What this task involves – What is needed here is an exact copy of every entry.

Supplied information –
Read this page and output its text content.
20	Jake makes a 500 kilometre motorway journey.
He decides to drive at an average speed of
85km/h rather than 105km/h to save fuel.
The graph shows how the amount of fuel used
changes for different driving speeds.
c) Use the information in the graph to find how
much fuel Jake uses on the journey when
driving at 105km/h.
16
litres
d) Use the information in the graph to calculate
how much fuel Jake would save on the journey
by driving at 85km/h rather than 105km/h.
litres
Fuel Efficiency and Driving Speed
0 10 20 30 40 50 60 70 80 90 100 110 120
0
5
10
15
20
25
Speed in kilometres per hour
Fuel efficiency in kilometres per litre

The completed task –
Read this page and output its text content.
20	Jake makes a 500 kilometre motorway journey.
He decides to drive at an average speed of
85km/h rather than 105km/h to save fuel.
The graph shows how the amount of fuel used
changes for different driving speeds.
c) Use the information in the graph to find how
much fuel Jake uses on the journey when
driving at 105km/h.
16
litres
d) Use the information in the graph to calculate
how much fuel Jake would save on the journey
by driving at 85km/h rather than 105km/h.
litres
Fuel Efficiency and Driving Speed
0 10 20 30 40 50 60 70 80 90 100 110 120
0
5
10
15
20
25
Speed in kilometres per hour
Fuel efficiency in kilometres per litre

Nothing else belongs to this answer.